**Exercise:**
List all lines of the data that include the string "反之亦然".

**Dataset rows:**
■ ■ ■ ■ ■

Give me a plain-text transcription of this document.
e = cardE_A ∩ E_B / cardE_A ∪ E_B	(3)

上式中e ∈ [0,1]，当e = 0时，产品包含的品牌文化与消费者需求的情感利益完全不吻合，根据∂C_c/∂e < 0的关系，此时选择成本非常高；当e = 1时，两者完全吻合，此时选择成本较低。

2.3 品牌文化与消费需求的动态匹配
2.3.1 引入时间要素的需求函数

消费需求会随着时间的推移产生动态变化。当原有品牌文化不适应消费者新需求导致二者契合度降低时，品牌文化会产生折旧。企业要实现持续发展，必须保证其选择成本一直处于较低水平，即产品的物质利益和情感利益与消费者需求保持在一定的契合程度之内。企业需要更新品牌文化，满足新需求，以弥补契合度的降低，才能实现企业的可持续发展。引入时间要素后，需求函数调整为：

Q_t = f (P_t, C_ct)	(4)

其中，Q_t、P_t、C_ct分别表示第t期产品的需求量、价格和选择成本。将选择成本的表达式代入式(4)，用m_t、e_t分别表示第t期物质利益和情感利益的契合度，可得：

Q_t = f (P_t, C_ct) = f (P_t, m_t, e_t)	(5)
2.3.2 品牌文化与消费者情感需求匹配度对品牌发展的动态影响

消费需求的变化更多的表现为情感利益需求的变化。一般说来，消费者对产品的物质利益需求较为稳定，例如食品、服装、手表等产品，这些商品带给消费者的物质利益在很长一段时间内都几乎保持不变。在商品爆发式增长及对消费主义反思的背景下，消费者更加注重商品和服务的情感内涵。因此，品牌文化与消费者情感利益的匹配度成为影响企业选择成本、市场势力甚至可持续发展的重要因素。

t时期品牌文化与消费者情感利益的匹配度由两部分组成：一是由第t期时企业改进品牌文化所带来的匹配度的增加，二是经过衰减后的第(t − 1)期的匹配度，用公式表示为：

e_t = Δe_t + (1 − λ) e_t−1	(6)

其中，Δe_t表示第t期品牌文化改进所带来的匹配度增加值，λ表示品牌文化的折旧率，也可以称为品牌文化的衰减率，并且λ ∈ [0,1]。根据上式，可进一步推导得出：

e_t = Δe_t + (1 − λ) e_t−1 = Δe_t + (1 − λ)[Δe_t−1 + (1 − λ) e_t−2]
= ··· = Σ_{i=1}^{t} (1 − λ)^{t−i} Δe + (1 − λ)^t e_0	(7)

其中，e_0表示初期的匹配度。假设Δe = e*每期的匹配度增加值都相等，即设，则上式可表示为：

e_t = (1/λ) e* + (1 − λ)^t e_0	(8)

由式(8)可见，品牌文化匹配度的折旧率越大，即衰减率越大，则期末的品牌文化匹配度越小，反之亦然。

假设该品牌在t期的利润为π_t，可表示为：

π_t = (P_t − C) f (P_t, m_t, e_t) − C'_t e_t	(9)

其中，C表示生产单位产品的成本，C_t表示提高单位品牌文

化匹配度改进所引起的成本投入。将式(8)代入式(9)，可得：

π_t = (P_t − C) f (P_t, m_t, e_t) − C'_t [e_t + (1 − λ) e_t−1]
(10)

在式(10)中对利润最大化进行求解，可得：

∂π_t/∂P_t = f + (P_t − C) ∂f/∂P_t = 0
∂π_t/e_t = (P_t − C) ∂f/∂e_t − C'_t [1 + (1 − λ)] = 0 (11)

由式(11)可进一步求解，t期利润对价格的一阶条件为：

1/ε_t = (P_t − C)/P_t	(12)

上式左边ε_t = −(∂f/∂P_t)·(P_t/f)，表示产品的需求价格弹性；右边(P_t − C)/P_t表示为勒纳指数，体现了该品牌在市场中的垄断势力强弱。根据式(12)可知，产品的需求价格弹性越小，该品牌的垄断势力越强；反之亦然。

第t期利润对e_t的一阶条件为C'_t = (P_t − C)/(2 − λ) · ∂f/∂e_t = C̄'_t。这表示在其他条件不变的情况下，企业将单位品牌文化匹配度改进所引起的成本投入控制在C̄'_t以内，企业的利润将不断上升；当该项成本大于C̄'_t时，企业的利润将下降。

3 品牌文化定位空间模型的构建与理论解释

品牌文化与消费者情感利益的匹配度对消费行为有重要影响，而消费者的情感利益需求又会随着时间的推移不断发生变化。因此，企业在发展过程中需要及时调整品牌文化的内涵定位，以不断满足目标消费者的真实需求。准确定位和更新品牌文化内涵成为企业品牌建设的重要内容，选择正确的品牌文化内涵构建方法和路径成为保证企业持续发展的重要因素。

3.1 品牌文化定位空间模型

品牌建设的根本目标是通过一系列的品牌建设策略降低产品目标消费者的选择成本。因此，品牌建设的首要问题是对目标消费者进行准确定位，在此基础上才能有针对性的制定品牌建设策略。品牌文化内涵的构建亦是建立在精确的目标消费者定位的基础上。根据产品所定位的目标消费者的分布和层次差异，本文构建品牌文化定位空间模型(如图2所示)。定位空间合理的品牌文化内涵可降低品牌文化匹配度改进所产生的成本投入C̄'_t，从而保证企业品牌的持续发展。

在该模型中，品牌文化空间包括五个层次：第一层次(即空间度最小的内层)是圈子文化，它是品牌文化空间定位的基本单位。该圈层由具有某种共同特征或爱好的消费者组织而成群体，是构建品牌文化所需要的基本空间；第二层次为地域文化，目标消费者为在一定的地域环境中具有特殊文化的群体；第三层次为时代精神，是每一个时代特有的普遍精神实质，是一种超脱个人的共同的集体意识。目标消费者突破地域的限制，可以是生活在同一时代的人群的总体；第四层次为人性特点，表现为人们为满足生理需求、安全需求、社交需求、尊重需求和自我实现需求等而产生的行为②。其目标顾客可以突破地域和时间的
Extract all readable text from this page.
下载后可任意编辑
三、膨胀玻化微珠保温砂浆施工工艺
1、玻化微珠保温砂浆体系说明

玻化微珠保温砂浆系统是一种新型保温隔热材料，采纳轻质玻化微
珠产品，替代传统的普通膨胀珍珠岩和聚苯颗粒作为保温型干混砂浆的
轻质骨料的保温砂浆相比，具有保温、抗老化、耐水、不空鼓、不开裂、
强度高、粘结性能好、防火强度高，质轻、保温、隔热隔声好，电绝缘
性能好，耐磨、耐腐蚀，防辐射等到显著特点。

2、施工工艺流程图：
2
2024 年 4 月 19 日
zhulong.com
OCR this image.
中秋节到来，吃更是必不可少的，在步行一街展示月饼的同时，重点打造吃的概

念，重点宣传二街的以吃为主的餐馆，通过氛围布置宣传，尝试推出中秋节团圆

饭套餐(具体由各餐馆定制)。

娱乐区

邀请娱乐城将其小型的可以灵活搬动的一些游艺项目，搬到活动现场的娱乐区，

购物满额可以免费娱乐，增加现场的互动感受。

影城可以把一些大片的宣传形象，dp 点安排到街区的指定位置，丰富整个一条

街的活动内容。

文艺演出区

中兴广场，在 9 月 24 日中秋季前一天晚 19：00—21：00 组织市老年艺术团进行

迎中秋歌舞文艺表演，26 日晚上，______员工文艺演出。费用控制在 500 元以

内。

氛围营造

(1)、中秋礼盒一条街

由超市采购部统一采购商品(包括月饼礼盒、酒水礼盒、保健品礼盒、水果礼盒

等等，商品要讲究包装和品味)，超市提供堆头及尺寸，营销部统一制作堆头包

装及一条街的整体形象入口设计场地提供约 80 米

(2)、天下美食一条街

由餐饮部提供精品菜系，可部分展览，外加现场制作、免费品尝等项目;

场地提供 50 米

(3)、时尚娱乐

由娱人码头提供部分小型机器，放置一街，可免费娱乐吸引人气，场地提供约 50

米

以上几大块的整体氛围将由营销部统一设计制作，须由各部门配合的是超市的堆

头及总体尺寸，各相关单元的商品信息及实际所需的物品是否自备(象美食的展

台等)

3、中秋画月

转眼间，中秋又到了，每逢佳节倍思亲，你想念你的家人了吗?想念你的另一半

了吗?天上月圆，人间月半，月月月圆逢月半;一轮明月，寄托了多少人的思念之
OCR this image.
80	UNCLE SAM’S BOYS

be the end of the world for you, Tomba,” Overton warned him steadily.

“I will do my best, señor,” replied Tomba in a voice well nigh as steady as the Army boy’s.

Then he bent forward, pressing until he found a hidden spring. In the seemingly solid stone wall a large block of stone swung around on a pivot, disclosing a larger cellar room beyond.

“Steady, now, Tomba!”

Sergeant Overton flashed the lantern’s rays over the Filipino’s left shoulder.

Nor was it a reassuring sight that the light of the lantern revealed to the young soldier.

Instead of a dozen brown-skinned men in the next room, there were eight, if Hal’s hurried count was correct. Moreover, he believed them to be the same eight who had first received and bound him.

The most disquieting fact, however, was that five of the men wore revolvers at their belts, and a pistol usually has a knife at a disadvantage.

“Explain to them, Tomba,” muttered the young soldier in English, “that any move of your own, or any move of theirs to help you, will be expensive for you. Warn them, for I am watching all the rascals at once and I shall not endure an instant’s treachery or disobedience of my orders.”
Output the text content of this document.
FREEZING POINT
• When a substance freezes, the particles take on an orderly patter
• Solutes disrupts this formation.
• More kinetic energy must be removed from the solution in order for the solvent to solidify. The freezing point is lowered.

■ ■ ■ ■ ■

**Output:**
由式(8)可见，品牌文化匹配度的折旧率越大，即衰减率越大，则期末的品牌文化匹配度越小，反之亦然。
上式左边ε_t = −(∂f/∂P_t)·(P_t/f)，表示产品的需求价格弹性；右边(P_t − C)/P_t表示为勒纳指数，体现了该品牌在市场中的垄断势力强弱。根据式(12)可知，产品的需求价格弹性越小，该品牌的垄断势力越强；反之亦然。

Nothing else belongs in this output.